-- START OF MATERIAL --
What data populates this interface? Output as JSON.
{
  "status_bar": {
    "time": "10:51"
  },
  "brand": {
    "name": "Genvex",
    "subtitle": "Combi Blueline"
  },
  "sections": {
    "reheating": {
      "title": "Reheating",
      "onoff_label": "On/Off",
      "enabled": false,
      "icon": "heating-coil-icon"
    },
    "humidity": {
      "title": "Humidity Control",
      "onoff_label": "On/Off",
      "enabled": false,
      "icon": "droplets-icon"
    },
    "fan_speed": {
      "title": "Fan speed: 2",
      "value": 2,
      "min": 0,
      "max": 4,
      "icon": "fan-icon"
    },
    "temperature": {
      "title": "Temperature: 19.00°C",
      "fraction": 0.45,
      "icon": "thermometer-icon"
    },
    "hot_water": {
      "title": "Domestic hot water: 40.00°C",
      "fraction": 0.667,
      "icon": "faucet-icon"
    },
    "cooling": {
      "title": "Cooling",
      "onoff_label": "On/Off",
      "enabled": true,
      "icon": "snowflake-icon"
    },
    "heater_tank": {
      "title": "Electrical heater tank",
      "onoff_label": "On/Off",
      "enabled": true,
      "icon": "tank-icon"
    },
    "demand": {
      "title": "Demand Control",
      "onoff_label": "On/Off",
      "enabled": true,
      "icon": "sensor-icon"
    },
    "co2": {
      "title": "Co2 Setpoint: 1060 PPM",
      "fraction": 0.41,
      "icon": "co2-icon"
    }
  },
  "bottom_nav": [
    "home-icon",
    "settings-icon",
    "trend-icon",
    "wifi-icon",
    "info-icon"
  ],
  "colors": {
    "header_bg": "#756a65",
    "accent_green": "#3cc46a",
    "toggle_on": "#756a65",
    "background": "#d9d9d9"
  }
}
-- END OF MATERIAL --
Copy all the lines, exactly.

What data populates this interface? Output as JSON.
{
  "status_bar": {
    "time": "10:51"
  },
  "brand": {
    "name": "Genvex",
    "subtitle": "Combi Blueline"
  },
  "sections": {
    "reheating": {
      "title": "Reheating",
      "onoff_label": "On/Off",
      "enabled": false,
      "icon": "heating-coil-icon"
    },
    "humidity": {
      "title": "Humidity Control",
      "onoff_label": "On/Off",
      "enabled": false,
      "icon": "droplets-icon"
    },
    "fan_speed": {
      "title": "Fan speed: 2",
      "value": 2,
      "min": 0,
      "max": 4,
      "icon": "fan-icon"
    },
    "temperature": {
      "title": "Temperature: 19.00°C",
      "fraction": 0.45,
      "icon": "thermometer-icon"
    },
    "hot_water": {
      "title": "Domestic hot water: 40.00°C",
      "fraction": 0.667,
      "icon": "faucet-icon"
    },
    "cooling": {
      "title": "Cooling",
      "onoff_label": "On/Off",
      "enabled": true,
      "icon": "snowflake-icon"
    },
    "heater_tank": {
      "title": "Electrical heater tank",
      "onoff_label": "On/Off",
      "enabled": true,
      "icon": "tank-icon"
    },
    "demand": {
      "title": "Demand Control",
      "onoff_label": "On/Off",
      "enabled": true,
      "icon": "sensor-icon"
    },
    "co2": {
      "title": "Co2 Setpoint: 1060 PPM",
      "fraction": 0.41,
      "icon": "co2-icon"
    }
  },
  "bottom_nav": [
    "home-icon",
    "settings-icon",
    "trend-icon",
    "wifi-icon",
    "info-icon"
  ],
  "colors": {
    "header_bg": "#756a65",
    "accent_green": "#3cc46a",
    "toggle_on": "#756a65",
    "background": "#d9d9d9"
  }
}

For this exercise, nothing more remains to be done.